Your goal - Extract every line from the records below that contains the word "blue".

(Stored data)
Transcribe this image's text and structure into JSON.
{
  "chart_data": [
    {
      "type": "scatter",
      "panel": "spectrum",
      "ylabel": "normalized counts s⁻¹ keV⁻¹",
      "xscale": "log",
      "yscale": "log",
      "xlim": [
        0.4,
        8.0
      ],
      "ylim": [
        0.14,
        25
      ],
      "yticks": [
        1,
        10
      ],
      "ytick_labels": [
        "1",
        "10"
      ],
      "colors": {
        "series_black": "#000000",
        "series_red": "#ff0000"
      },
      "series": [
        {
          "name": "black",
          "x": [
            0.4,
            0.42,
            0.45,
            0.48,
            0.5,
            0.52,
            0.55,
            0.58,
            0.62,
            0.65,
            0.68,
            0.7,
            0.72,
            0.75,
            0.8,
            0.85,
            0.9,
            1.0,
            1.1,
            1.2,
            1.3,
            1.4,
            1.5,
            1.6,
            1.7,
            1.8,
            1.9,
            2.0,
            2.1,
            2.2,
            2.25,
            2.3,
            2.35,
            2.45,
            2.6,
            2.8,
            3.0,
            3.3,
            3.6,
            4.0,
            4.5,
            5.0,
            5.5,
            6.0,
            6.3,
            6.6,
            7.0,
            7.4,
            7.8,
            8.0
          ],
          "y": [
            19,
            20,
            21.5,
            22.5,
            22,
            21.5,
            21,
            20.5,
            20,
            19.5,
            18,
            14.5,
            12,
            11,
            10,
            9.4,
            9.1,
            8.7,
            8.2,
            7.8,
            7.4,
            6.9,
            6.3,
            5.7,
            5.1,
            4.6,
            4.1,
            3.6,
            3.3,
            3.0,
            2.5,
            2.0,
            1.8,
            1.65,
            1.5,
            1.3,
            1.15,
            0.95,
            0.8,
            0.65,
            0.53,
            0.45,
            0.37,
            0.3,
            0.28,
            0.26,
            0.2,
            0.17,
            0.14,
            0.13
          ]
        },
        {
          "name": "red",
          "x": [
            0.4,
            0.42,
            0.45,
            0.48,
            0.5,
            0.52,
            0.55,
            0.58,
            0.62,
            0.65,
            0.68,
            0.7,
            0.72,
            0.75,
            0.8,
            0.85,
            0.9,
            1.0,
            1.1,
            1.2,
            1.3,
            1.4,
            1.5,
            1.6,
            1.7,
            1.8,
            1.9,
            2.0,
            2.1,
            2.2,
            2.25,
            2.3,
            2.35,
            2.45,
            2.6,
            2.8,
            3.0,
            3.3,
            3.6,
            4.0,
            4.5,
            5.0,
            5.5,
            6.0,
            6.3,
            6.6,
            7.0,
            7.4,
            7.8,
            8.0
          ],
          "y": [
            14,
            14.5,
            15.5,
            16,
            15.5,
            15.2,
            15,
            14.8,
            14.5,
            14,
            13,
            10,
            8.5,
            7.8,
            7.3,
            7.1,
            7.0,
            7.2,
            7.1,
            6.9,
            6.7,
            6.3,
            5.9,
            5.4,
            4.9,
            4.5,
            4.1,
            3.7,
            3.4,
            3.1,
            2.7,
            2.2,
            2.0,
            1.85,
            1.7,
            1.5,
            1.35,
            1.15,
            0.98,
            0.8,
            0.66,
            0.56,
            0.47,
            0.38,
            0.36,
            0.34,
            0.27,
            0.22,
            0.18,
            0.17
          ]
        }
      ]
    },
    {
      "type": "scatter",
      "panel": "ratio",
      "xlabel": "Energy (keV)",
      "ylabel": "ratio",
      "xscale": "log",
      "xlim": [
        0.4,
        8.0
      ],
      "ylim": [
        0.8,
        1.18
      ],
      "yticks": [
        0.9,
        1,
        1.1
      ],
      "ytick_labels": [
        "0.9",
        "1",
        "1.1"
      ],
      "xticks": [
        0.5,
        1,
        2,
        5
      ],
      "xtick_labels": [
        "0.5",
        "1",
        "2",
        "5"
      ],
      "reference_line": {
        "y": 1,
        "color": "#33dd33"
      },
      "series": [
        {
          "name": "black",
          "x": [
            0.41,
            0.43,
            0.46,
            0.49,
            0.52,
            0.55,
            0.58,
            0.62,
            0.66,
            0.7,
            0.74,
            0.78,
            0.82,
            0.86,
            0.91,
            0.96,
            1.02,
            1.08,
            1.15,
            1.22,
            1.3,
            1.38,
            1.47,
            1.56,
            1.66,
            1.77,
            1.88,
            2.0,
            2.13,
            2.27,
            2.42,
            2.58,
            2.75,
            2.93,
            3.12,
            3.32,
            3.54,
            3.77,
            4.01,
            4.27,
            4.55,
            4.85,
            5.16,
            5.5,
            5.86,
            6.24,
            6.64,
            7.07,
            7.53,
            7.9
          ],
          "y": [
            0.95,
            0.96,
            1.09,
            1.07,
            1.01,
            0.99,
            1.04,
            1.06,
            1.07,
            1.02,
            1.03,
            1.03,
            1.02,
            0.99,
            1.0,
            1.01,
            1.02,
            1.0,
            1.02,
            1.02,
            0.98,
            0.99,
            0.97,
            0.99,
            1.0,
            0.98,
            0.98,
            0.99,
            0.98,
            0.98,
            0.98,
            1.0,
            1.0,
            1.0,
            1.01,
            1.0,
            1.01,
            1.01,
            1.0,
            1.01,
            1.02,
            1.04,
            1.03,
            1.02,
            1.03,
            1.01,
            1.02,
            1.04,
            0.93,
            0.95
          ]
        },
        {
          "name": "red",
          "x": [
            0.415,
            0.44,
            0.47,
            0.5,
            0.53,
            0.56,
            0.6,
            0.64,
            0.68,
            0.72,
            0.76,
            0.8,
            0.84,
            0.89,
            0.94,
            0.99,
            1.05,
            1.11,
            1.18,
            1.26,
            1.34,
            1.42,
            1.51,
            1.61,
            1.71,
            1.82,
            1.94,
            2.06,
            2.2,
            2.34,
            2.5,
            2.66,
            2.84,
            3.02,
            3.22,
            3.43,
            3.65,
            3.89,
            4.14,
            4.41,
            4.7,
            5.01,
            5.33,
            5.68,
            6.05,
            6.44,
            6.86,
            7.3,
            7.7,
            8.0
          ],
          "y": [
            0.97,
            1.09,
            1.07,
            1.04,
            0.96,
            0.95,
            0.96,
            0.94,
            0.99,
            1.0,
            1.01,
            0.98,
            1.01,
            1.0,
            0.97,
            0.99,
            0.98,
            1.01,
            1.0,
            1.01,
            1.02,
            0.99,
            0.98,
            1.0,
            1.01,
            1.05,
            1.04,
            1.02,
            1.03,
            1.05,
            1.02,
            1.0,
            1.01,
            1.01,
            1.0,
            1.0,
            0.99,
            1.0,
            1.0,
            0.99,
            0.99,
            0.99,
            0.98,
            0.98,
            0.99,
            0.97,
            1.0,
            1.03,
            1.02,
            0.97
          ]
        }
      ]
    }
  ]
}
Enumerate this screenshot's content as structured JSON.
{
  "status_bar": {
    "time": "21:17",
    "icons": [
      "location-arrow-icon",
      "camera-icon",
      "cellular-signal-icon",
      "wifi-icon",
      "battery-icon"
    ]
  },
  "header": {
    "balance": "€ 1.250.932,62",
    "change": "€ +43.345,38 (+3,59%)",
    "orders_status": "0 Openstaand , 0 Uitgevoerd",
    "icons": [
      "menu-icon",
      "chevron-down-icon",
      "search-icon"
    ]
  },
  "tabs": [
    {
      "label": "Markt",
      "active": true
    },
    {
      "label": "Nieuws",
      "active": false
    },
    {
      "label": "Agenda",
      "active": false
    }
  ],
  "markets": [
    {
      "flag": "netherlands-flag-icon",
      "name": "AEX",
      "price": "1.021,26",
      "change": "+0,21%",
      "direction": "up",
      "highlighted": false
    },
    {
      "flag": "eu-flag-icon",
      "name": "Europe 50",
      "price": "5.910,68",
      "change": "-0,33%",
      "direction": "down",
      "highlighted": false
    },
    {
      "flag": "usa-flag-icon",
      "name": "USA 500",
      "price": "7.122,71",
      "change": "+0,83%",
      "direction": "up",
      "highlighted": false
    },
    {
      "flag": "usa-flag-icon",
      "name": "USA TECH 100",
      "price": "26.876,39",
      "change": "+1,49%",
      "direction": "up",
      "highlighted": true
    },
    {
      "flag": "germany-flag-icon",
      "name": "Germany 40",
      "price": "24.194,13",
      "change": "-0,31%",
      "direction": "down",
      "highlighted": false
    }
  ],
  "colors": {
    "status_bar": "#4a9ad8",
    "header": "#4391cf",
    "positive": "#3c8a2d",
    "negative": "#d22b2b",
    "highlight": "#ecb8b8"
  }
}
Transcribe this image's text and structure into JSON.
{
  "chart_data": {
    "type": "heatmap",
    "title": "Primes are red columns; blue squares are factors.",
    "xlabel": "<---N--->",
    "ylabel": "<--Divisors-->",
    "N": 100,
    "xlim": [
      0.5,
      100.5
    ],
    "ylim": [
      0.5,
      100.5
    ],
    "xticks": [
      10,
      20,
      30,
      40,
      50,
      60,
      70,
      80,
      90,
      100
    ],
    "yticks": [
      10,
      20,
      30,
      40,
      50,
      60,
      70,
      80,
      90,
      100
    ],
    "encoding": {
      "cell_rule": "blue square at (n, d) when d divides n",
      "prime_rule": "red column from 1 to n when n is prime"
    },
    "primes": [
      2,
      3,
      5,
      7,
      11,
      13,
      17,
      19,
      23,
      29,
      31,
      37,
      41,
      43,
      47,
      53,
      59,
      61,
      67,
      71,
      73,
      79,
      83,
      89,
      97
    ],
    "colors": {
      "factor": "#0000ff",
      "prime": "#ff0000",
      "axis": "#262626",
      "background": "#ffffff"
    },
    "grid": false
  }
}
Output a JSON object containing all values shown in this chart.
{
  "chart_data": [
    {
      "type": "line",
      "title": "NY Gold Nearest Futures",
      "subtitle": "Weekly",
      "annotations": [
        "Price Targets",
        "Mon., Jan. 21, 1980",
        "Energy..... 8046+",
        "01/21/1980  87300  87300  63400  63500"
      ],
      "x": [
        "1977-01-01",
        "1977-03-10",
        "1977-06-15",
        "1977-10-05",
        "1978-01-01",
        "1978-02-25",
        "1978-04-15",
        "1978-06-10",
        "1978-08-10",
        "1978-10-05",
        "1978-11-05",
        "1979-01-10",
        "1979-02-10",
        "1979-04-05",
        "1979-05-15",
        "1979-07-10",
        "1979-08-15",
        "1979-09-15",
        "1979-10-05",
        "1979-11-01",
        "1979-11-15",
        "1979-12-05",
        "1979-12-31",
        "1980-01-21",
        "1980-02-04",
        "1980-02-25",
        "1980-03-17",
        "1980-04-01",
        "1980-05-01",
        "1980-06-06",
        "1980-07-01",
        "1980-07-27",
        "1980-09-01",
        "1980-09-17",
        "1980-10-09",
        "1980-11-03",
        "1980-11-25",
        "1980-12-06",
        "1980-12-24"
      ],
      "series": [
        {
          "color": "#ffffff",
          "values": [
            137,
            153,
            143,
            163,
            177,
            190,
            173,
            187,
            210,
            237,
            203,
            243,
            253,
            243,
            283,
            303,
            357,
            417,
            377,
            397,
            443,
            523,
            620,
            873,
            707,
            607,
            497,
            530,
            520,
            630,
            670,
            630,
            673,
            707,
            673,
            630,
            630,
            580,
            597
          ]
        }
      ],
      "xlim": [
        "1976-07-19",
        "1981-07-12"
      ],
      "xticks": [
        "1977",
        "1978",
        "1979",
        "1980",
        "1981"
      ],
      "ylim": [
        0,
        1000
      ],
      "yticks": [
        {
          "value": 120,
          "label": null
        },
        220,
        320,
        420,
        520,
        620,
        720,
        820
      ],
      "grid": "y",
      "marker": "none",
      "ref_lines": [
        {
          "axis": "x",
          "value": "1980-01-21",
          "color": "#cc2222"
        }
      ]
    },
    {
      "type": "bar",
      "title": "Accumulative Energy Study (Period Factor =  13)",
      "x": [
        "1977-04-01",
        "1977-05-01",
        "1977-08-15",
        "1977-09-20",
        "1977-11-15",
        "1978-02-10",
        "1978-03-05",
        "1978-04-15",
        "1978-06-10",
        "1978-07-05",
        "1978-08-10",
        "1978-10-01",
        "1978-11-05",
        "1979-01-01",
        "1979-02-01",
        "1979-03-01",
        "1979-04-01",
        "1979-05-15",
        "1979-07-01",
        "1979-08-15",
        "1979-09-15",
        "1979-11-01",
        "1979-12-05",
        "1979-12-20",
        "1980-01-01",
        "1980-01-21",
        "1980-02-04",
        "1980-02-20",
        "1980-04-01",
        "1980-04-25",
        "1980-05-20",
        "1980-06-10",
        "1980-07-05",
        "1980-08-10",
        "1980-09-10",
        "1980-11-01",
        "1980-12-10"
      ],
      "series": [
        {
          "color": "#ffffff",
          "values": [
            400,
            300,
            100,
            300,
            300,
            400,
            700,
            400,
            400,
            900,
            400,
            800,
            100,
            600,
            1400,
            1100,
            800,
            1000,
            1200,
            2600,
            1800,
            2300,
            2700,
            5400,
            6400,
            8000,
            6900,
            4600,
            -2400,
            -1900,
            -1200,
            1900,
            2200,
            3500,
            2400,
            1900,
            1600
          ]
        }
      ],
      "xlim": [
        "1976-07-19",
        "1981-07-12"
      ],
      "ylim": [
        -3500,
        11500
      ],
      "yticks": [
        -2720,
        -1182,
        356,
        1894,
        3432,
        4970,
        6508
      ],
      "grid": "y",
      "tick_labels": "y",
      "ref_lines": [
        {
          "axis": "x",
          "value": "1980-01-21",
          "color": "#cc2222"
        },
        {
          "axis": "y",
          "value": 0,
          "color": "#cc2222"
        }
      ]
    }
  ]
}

Task output -
    "title": "Primes are red columns; blue squares are factors.",
      "cell_rule": "blue square at (n, d) when d divides n",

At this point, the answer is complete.